— Begin Provided records —

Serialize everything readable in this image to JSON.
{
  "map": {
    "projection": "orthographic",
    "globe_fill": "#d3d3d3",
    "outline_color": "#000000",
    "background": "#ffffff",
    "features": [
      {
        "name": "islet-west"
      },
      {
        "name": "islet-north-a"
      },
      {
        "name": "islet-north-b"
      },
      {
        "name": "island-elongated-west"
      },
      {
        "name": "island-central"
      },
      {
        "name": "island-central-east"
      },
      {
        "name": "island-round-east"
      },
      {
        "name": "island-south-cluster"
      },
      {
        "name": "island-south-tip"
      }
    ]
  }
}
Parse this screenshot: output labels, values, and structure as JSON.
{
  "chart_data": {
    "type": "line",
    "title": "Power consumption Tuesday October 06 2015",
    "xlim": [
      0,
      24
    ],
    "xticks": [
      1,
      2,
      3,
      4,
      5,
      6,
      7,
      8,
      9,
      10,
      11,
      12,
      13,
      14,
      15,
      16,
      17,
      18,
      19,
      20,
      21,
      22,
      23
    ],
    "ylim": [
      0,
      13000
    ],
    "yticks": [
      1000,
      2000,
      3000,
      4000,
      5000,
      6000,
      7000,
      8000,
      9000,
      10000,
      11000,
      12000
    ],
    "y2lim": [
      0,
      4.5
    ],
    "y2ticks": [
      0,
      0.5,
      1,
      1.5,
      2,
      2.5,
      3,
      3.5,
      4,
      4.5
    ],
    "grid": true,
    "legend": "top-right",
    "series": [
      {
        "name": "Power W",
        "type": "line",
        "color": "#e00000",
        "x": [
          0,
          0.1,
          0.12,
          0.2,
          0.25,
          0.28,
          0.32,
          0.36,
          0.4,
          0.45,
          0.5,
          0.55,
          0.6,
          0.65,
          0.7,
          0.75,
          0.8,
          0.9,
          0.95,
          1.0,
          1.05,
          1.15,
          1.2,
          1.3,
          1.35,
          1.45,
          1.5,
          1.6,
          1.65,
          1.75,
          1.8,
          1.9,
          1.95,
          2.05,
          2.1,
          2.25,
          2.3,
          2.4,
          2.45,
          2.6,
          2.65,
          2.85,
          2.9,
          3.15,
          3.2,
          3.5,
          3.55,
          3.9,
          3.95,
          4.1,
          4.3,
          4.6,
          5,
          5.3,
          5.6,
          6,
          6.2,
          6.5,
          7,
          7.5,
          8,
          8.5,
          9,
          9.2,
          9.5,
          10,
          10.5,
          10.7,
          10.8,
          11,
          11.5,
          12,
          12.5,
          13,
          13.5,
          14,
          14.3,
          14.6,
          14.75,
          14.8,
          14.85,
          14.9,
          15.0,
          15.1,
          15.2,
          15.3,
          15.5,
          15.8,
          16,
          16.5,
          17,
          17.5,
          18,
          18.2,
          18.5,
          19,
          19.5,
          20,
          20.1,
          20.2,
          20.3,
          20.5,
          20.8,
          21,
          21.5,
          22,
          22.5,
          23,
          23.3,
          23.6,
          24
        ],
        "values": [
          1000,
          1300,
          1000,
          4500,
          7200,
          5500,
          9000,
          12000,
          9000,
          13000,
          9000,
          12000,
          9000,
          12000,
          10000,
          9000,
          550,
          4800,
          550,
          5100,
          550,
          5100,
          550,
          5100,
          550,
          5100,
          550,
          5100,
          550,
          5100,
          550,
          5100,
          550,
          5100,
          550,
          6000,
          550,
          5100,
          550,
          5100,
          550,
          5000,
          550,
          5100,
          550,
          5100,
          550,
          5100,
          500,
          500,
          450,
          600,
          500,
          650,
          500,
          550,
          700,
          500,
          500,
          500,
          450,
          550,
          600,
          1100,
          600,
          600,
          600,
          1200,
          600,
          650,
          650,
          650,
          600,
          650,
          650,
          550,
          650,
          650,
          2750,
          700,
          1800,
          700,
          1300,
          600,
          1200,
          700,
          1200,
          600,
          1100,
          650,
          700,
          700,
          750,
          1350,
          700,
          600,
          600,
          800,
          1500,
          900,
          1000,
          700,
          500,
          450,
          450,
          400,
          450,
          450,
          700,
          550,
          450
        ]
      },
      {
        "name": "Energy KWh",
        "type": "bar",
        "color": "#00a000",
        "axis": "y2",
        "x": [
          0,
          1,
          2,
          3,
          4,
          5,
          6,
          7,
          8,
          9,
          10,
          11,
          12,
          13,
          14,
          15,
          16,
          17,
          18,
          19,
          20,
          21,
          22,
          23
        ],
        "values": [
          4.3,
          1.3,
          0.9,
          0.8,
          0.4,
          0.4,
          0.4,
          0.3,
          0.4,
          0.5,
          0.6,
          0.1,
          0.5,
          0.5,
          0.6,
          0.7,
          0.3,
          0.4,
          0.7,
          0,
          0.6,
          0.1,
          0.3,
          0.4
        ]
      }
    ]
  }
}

— End Provided records —

◆ Written request ◆
Copy down the whole of the data above, matching it exactly.

◆ Task solution ◆
Serialize everything readable in this image to JSON.
{
  "map": {
    "projection": "orthographic",
    "globe_fill": "#d3d3d3",
    "outline_color": "#000000",
    "background": "#ffffff",
    "features": [
      {
        "name": "islet-west"
      },
      {
        "name": "islet-north-a"
      },
      {
        "name": "islet-north-b"
      },
      {
        "name": "island-elongated-west"
      },
      {
        "name": "island-central"
      },
      {
        "name": "island-central-east"
      },
      {
        "name": "island-round-east"
      },
      {
        "name": "island-south-cluster"
      },
      {
        "name": "island-south-tip"
      }
    ]
  }
}
Parse this screenshot: output labels, values, and structure as JSON.
{
  "chart_data": {
    "type": "line",
    "title": "Power consumption Tuesday October 06 2015",
    "xlim": [
      0,
      24
    ],
    "xticks": [
      1,
      2,
      3,
      4,
      5,
      6,
      7,
      8,
      9,
      10,
      11,
      12,
      13,
      14,
      15,
      16,
      17,
      18,
      19,
      20,
      21,
      22,
      23
    ],
    "ylim": [
      0,
      13000
    ],
    "yticks": [
      1000,
      2000,
      3000,
      4000,
      5000,
      6000,
      7000,
      8000,
      9000,
      10000,
      11000,
      12000
    ],
    "y2lim": [
      0,
      4.5
    ],
    "y2ticks": [
      0,
      0.5,
      1,
      1.5,
      2,
      2.5,
      3,
      3.5,
      4,
      4.5
    ],
    "grid": true,
    "legend": "top-right",
    "series": [
      {
        "name": "Power W",
        "type": "line",
        "color": "#e00000",
        "x": [
          0,
          0.1,
          0.12,
          0.2,
          0.25,
          0.28,
          0.32,
          0.36,
          0.4,
          0.45,
          0.5,
          0.55,
          0.6,
          0.65,
          0.7,
          0.75,
          0.8,
          0.9,
          0.95,
          1.0,
          1.05,
          1.15,
          1.2,
          1.3,
          1.35,
          1.45,
          1.5,
          1.6,
          1.65,
          1.75,
          1.8,
          1.9,
          1.95,
          2.05,
          2.1,
          2.25,
          2.3,
          2.4,
          2.45,
          2.6,
          2.65,
          2.85,
          2.9,
          3.15,
          3.2,
          3.5,
          3.55,
          3.9,
          3.95,
          4.1,
          4.3,
          4.6,
          5,
          5.3,
          5.6,
          6,
          6.2,
          6.5,
          7,
          7.5,
          8,
          8.5,
          9,
          9.2,
          9.5,
          10,
          10.5,
          10.7,
          10.8,
          11,
          11.5,
          12,
          12.5,
          13,
          13.5,
          14,
          14.3,
          14.6,
          14.75,
          14.8,
          14.85,
          14.9,
          15.0,
          15.1,
          15.2,
          15.3,
          15.5,
          15.8,
          16,
          16.5,
          17,
          17.5,
          18,
          18.2,
          18.5,
          19,
          19.5,
          20,
          20.1,
          20.2,
          20.3,
          20.5,
          20.8,
          21,
          21.5,
          22,
          22.5,
          23,
          23.3,
          23.6,
          24
        ],
        "values": [
          1000,
          1300,
          1000,
          4500,
          7200,
          5500,
          9000,
          12000,
          9000,
          13000,
          9000,
          12000,
          9000,
          12000,
          10000,
          9000,
          550,
          4800,
          550,
          5100,
          550,
          5100,
          550,
          5100,
          550,
          5100,
          550,
          5100,
          550,
          5100,
          550,
          5100,
          550,
          5100,
          550,
          6000,
          550,
          5100,
          550,
          5100,
          550,
          5000,
          550,
          5100,
          550,
          5100,
          550,
          5100,
          500,
          500,
          450,
          600,
          500,
          650,
          500,
          550,
          700,
          500,
          500,
          500,
          450,
          550,
          600,
          1100,
          600,
          600,
          600,
          1200,
          600,
          650,
          650,
          650,
          600,
          650,
          650,
          550,
          650,
          650,
          2750,
          700,
          1800,
          700,
          1300,
          600,
          1200,
          700,
          1200,
          600,
          1100,
          650,
          700,
          700,
          750,
          1350,
          700,
          600,
          600,
          800,
          1500,
          900,
          1000,
          700,
          500,
          450,
          450,
          400,
          450,
          450,
          700,
          550,
          450
        ]
      },
      {
        "name": "Energy KWh",
        "type": "bar",
        "color": "#00a000",
        "axis": "y2",
        "x": [
          0,
          1,
          2,
          3,
          4,
          5,
          6,
          7,
          8,
          9,
          10,
          11,
          12,
          13,
          14,
          15,
          16,
          17,
          18,
          19,
          20,
          21,
          22,
          23
        ],
        "values": [
          4.3,
          1.3,
          0.9,
          0.8,
          0.4,
          0.4,
          0.4,
          0.3,
          0.4,
          0.5,
          0.6,
          0.1,
          0.5,
          0.5,
          0.6,
          0.7,
          0.3,
          0.4,
          0.7,
          0,
          0.6,
          0.1,
          0.3,
          0.4
        ]
      }
    ]
  }
}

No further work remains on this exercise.